29 May 2012

Recipe: Spicy honey-sesame chicken

My sincerest apologies for the mad radio silence all of a sudden! I was busy last week, see. I spent the week here:

Indeedy, I was in London for the week. I was supervising a massive group (110 students in total!) of 1st year students (secondary school, so that's year 9, or 12/13 years old) from my old secondary school on the annual trip to London where we:
- visited an English school
- took a Hop-on-Hop-off bus tour through the heaviest of London traffic I have ever witnessed which resulted in me having a pretty nasty sun stroke at the end of the day
- Went to the London Dungeon where I ended up sitting out most of the tour because some boys got sick (booh, hiss, shall remedy that someday soon)
- Went to St. Paul's Cathedral and climbed up all 528 steps for a magnificent view over the capitol, on one of the hottest days of the year so far (I think it was about 28 degrees but it felt a hell of a lot warmer in that tower!)
- Walked for miles and miles through London with my group of rascals
- Walked atop the White Cliffs of Dover on our way back home

And I did all that without warning any of you that I'd be gone! So, in order to make up for that, I hereby present you with a little recipe that you NEED to try. It's the easiest and most delicious of quick-and-easy recipes the BF and I have tried in the past few years and I can't wait to eat it again! I found it on a lovely blog called A Full Measure of Happiness where the lovely Lauren posts delicious recipes and weird cat-pictures. And this was one of them! The delicious recipes, I mean. Not the cat-pictures.

THINGS TO DO →
A. List every activity in the blog post's bulleted account of the London trip.
B. Set down the passage of the blog post starting with "Indeedy, I was" and going on through "in that tower!)".
C. Decide whether each statement agrees with the blog post, answering yes or no and quoting the words that settle it: (i) the trip group numbered 110 students; (ii) the 528 steps were climbed at the London Dungeon; (iii) the recipe came from a blog called A Full Measure of Happiness.

Element box annotations:
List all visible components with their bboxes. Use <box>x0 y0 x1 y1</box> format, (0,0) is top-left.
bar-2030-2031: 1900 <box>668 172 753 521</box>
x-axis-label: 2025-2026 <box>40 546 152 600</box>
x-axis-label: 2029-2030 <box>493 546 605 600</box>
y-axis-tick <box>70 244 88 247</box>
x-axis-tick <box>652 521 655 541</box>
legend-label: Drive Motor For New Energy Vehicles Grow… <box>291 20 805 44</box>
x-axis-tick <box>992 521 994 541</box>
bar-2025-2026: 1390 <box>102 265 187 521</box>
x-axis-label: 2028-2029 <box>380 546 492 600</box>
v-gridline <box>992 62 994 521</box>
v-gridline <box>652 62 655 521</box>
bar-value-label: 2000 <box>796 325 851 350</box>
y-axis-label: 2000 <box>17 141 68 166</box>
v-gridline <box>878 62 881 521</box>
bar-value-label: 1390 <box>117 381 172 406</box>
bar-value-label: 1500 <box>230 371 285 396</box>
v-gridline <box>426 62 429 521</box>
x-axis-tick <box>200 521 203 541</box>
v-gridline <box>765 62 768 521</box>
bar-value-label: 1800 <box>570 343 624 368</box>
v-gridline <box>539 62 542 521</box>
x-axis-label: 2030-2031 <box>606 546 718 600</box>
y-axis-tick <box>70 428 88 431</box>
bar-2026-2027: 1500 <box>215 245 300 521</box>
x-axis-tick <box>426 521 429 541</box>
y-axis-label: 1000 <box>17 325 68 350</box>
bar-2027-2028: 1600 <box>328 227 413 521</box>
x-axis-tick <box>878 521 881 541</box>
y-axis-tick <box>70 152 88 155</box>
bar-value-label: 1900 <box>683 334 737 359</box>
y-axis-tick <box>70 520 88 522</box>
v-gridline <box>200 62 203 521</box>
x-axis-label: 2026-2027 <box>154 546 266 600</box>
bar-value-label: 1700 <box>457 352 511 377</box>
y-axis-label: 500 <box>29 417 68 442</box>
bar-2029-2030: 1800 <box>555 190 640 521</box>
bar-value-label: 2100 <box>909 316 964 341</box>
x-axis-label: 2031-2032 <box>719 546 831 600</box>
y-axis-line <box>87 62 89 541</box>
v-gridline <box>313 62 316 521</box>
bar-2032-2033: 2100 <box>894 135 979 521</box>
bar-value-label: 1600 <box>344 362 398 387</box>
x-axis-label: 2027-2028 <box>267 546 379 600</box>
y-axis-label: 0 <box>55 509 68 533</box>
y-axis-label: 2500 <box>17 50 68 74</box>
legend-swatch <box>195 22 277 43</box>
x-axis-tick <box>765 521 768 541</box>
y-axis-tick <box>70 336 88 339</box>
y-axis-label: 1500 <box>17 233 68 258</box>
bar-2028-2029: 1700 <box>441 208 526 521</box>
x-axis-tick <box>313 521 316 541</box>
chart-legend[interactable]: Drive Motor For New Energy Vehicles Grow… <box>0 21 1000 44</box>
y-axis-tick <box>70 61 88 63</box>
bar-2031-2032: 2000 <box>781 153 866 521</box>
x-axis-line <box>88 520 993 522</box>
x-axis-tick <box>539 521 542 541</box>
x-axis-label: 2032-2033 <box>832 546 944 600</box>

SOLUTIONS FOR EACH TASK →
A.
- Visited an English school
- Took a Hop-on-Hop-off bus tour through heavy London traffic
- Went to the London Dungeon
- Went to St. Paul's Cathedral and climbed up all 528 steps
- Walked for miles and miles through London with the group
- Walked atop the White Cliffs of Dover on the way back home

B.
Indeedy, I was in London for the week. I was supervising a massive group (110 students in total!) of 1st year students (secondary school, so that's year 9, or 12/13 years old) from my old secondary school on the annual trip to London where we:
- visited an English school
- took a Hop-on-Hop-off bus tour through the heaviest of London traffic I have ever witnessed which resulted in me having a pretty nasty sun stroke at the end of the day
- Went to the London Dungeon where I ended up sitting out most of the tour because some boys got sick (booh, hiss, shall remedy that someday soon)
- Went to St. Paul's Cathedral and climbed up all 528 steps for a magnificent view over the capitol, on one of the hottest days of the year so far (I think it was about 28 degrees but it felt a hell of a lot warmer in that tower!)

C.
(i) Yes: "110 students in total!"
(ii) No: "Went to St. Paul's Cathedral and climbed up all 528 steps"
(iii) Yes: "I found it on a lovely blog called A Full Measure of Happiness"